┏━━

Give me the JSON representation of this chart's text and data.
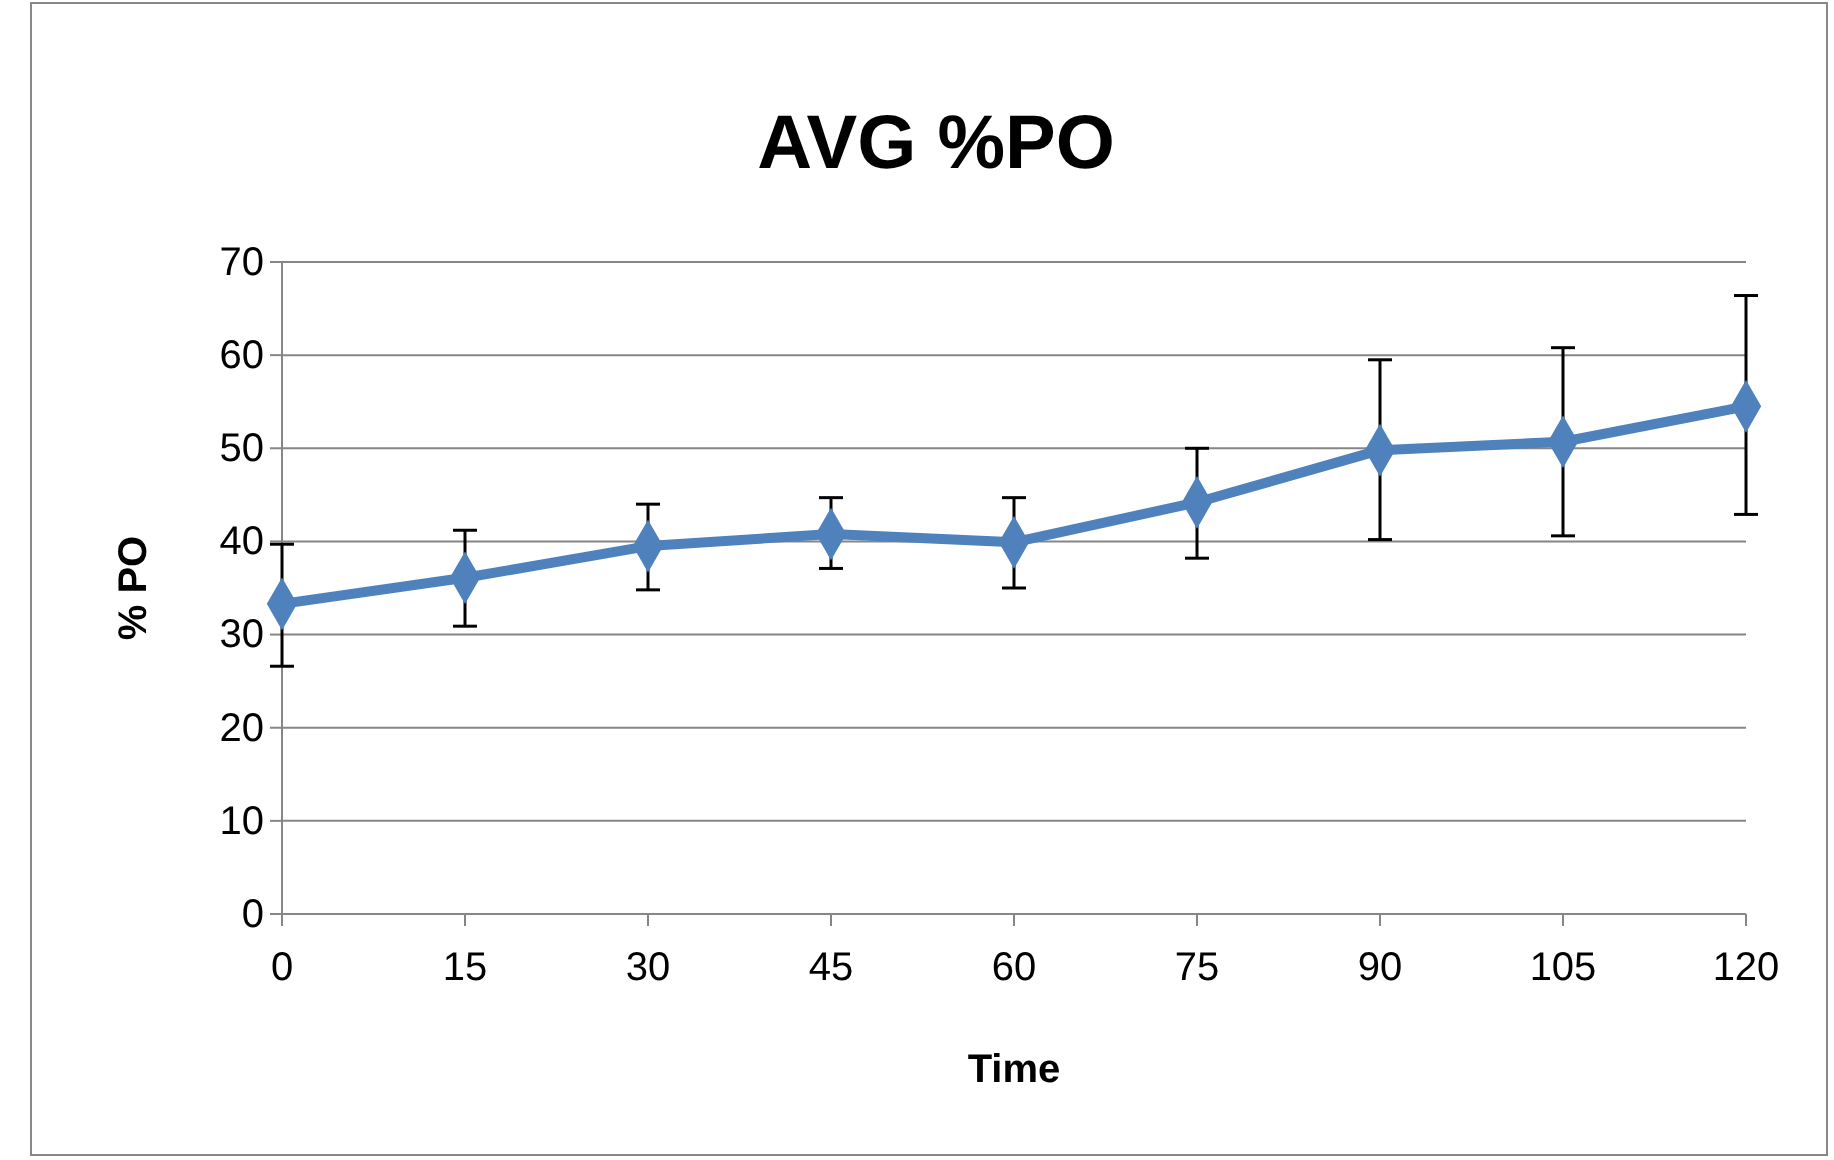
{
  "chart_data": {
    "type": "line",
    "title": "AVG %PO",
    "xlabel": "Time",
    "ylabel": "% PO",
    "x": [
      0,
      15,
      30,
      45,
      60,
      75,
      90,
      105,
      120
    ],
    "series": [
      {
        "color": "#4f81bd",
        "values": [
          33.3,
          36.1,
          39.5,
          40.8,
          39.9,
          44.2,
          49.8,
          50.7,
          54.5
        ],
        "errors": [
          [
            26.6,
            39.7
          ],
          [
            30.9,
            41.2
          ],
          [
            34.8,
            44.0
          ],
          [
            37.1,
            44.7
          ],
          [
            35.0,
            44.7
          ],
          [
            38.2,
            50.0
          ],
          [
            40.2,
            59.5
          ],
          [
            40.6,
            60.8
          ],
          [
            42.9,
            66.4
          ]
        ]
      }
    ],
    "xlim": [
      0,
      120
    ],
    "xticks": [
      0,
      15,
      30,
      45,
      60,
      75,
      90,
      105,
      120
    ],
    "ylim": [
      0,
      70
    ],
    "yticks": [
      0,
      10,
      20,
      30,
      40,
      50,
      60,
      70
    ],
    "grid": "y",
    "marker": "diamond",
    "line_style": "solid"
  }
}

┗━━

**TASK DETAILS**
Output the data above without changes, apart from leaving out the pictures.

**PROBLEM SOLUTION**
Give me the JSON representation of this chart's text and data.
{
  "chart_data": {
    "type": "line",
    "title": "AVG %PO",
    "xlabel": "Time",
    "ylabel": "% PO",
    "x": [
      0,
      15,
      30,
      45,
      60,
      75,
      90,
      105,
      120
    ],
    "series": [
      {
        "color": "#4f81bd",
        "values": [
          33.3,
          36.1,
          39.5,
          40.8,
          39.9,
          44.2,
          49.8,
          50.7,
          54.5
        ],
        "errors": [
          [
            26.6,
            39.7
          ],
          [
            30.9,
            41.2
          ],
          [
            34.8,
            44.0
          ],
          [
            37.1,
            44.7
          ],
          [
            35.0,
            44.7
          ],
          [
            38.2,
            50.0
          ],
          [
            40.2,
            59.5
          ],
          [
            40.6,
            60.8
          ],
          [
            42.9,
            66.4
          ]
        ]
      }
    ],
    "xlim": [
      0,
      120
    ],
    "xticks": [
      0,
      15,
      30,
      45,
      60,
      75,
      90,
      105,
      120
    ],
    "ylim": [
      0,
      70
    ],
    "yticks": [
      0,
      10,
      20,
      30,
      40,
      50,
      60,
      70
    ],
    "grid": "y",
    "marker": "diamond",
    "line_style": "solid"
  }
}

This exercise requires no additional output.